* _Work task_
Extend the forum discussion about keeping the Gardiner and narrowing Lake Shore, starting right after its final sentence.

---- Excerpt provided

The Gardiner's the main thoroughfare for every delivery truck going in and out of downtown, all the construction vehicles, every truck going in and out of the portlands, etc. It serves many more industrial purposes than just Redpath.

Also, I'd only be in support of keeping the Gardiner if they significantly narrowed Lake Shore (or removed it altogether). As I said, I'd prefer having a near-exclusive pedestrian and cycling environment under the Gardiner to a surface 8-lane road.

Well in that case... it sounds like University Avenue and to a lesser extent Spadina Avenue during rush hour. I've never had a problem walking down either.

My understanding is that the lake shore + gardiner east traffic is greater than University Ave, but if someone has the figures, please share. And Spadina @ Fort York/Bremner is pretty brutal. If that's what we end up with, it wouldn't be much of an improvement.
 
Also, I'd only be in support of keeping the Gardiner if they significantly narrowed Lake Shore (or removed it altogether). As I said, I'd prefer having a near-exclusive pedestrian and cycling environment under the Gardiner to a surface 8-lane road.

That's a plan I could potentially get behind (not pedestrian exclusive but more like any other downtown street). The problem is that there's no compelling reason to do so at the moment, from a dollars and cents point of view.

--------
---- Extracted data

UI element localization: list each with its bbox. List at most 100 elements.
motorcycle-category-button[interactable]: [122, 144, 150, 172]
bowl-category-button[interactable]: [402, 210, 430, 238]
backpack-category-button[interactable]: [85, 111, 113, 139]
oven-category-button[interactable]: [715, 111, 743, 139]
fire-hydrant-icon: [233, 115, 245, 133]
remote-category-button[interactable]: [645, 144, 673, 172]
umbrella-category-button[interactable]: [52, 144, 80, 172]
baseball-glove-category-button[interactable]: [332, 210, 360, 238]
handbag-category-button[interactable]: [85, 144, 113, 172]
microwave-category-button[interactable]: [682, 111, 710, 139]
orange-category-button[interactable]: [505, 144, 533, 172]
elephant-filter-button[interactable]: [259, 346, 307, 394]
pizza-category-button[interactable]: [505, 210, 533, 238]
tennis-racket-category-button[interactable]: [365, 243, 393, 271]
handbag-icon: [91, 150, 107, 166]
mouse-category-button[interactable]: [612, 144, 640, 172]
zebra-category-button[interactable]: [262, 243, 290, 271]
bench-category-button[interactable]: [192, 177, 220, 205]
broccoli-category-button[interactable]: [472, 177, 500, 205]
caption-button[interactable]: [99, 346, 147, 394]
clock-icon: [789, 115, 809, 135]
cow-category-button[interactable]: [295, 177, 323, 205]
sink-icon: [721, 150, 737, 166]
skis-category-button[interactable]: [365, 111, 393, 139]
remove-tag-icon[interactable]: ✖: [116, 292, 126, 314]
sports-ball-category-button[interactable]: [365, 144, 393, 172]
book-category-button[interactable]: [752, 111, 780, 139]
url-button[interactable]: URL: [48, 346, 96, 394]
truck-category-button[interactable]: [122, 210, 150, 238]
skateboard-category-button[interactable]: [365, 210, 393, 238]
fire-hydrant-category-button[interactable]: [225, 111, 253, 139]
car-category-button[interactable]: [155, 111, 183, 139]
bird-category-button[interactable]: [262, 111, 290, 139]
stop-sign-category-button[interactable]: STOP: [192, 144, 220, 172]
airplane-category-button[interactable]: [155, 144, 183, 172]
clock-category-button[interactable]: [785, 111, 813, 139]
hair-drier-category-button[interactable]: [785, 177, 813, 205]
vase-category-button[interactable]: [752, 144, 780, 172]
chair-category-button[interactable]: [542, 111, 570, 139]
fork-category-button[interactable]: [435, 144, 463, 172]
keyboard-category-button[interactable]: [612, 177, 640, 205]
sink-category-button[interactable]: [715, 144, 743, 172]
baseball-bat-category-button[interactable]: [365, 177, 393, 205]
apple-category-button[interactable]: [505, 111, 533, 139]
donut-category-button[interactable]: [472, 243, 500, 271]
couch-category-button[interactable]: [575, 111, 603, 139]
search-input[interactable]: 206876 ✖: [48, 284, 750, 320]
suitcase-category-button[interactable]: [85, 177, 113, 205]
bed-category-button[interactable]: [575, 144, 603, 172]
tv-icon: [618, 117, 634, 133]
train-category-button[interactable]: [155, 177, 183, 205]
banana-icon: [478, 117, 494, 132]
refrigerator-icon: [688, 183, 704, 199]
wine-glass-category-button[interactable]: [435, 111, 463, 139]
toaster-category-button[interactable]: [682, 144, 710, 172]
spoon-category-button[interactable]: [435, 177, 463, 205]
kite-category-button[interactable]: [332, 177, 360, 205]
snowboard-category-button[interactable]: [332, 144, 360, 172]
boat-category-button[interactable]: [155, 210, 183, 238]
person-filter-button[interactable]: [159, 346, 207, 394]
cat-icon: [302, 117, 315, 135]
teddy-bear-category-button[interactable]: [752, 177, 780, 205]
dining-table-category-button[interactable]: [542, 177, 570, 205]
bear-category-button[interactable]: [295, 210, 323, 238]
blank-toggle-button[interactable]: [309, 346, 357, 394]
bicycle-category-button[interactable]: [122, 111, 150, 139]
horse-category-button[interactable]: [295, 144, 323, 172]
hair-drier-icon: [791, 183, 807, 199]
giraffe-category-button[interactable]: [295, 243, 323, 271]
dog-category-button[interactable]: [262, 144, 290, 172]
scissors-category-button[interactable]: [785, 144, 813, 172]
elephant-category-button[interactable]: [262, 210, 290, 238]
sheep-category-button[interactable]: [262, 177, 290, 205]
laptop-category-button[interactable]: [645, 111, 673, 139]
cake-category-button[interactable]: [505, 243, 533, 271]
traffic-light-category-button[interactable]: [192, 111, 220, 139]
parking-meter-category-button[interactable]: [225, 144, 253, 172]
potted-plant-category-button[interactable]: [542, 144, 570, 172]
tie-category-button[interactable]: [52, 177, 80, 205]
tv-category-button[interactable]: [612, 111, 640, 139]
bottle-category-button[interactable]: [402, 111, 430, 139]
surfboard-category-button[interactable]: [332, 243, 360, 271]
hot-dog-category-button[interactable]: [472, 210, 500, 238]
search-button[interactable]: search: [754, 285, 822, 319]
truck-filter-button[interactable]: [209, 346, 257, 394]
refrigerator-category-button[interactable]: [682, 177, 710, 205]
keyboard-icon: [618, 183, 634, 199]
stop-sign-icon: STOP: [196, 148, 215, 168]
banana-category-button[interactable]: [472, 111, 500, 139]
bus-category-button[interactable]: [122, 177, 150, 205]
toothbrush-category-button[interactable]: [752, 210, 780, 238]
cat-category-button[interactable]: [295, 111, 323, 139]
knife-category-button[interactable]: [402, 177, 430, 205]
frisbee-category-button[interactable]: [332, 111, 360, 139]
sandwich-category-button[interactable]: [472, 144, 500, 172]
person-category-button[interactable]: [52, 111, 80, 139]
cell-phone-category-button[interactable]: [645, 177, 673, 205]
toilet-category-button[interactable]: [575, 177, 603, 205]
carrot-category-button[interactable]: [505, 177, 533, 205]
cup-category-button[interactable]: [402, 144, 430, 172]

--------

* _Answer for the task_
The best-case scenario would for the section near Jarvis to just fall down in the middle of the night, with nobody getting hurt. Then we wont have to hum and haw for another decade and waste our time on such an obvious decision. It shan't be! tear it down.
 
Funny how the artist didn't think to add the bumper-to-bumper traffic, including belching delivery trucks and greyhound buses.

Sounds like any other street in the city during rush hour.

I think the point being made is that it is an unrealistic representation of what is and will be there. There are, what, 3 cars in the picture. What daylight hours now (never mind when the Gardiner is gone) can you find that level of traffic?

I don't have an opinion on the Gardiner east portion (seldom use it) but it is a sore point for me when "objective" reports are written to study an item and clearly misleading evidence (like the pic discussed) are shown. The image is one that will never be replicated in real life.
 
I think the point being made is that it is an unrealistic representation of what is and will be there. There are, what, 3 cars in the picture. What daylight hours now (never mind when the Gardiner is gone) can you find that level of traffic?

I don't have an opinion on the Gardiner east portion (seldom use it) but it is a sore point for me when "objective" reports are written to study an item and clearly misleading evidence (like the pic discussed) are shown. The image is one that will never be replicated in real life.

Have you seen the sort of non-sense that was used to promote the construction of these beasts in the first place?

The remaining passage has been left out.